Work through the data line by line, gathering every line that has the word "verified".
* Begin Exercise material *
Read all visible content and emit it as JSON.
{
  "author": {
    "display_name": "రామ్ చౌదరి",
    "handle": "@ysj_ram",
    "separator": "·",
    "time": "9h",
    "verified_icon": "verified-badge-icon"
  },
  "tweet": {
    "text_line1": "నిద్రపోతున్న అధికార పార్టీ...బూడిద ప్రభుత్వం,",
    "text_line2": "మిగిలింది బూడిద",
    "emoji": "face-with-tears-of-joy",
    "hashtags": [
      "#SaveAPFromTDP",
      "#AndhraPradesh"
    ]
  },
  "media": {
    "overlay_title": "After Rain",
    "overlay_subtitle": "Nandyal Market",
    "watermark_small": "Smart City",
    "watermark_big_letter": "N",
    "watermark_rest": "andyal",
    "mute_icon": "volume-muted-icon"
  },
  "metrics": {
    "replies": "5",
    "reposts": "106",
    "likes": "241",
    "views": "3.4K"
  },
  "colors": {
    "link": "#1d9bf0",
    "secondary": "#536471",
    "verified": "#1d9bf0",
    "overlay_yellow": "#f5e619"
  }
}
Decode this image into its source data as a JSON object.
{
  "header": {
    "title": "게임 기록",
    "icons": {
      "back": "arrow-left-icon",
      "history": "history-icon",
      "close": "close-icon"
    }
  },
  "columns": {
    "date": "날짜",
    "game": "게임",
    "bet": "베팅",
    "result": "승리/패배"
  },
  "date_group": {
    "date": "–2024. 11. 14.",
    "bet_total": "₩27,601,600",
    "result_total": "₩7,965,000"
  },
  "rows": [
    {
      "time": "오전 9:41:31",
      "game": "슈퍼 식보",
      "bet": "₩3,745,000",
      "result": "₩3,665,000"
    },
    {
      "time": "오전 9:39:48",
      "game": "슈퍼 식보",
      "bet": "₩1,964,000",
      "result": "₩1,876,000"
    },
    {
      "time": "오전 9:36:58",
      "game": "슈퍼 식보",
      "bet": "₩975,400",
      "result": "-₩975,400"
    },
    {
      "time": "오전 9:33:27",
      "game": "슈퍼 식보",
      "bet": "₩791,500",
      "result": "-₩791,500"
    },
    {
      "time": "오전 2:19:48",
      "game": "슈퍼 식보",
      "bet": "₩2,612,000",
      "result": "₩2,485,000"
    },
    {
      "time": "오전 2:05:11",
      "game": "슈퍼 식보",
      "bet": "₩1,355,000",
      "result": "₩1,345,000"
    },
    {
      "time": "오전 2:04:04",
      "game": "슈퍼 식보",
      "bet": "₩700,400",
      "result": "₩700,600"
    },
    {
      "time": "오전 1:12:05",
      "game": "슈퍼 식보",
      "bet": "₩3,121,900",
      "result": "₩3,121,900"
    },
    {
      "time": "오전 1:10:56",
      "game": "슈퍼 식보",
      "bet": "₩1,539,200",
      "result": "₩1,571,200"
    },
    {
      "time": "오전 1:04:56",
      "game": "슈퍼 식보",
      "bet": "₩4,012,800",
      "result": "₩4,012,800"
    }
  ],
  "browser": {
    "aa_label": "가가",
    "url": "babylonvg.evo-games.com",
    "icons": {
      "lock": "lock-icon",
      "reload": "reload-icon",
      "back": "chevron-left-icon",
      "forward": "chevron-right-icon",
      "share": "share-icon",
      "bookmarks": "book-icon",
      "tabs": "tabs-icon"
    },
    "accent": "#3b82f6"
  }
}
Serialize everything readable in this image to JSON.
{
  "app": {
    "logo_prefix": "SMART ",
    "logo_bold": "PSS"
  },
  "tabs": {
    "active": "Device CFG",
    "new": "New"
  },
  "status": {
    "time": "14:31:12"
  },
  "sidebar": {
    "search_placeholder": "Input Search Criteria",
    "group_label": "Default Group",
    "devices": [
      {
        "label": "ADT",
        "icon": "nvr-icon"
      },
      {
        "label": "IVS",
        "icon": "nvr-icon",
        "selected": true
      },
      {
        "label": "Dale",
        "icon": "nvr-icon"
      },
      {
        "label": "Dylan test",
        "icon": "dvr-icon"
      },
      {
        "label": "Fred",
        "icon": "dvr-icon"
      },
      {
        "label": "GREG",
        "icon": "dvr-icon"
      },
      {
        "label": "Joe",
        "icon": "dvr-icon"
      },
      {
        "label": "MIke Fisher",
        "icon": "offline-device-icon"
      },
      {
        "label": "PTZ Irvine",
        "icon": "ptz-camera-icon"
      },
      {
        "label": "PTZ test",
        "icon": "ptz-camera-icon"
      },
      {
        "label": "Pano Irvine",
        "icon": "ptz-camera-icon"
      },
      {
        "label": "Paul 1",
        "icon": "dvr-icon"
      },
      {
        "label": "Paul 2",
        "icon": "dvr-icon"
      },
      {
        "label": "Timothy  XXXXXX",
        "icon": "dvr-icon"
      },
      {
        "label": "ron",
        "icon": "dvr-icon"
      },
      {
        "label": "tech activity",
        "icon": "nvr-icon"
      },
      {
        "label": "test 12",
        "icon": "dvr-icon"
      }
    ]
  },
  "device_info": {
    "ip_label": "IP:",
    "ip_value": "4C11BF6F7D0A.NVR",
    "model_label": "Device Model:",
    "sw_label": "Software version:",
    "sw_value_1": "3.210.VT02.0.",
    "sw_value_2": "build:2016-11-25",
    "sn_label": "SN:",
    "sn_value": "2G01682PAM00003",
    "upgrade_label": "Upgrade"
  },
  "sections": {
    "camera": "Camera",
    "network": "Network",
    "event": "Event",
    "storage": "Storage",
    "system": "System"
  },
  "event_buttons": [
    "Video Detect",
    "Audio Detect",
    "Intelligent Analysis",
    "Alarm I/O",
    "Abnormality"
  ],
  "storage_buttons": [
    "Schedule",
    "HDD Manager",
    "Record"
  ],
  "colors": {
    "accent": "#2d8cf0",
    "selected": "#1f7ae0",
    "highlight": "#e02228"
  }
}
* End Exercise material *
» Worked answer:
    "verified_icon": "verified-badge-icon"
    "verified": "#1d9bf0",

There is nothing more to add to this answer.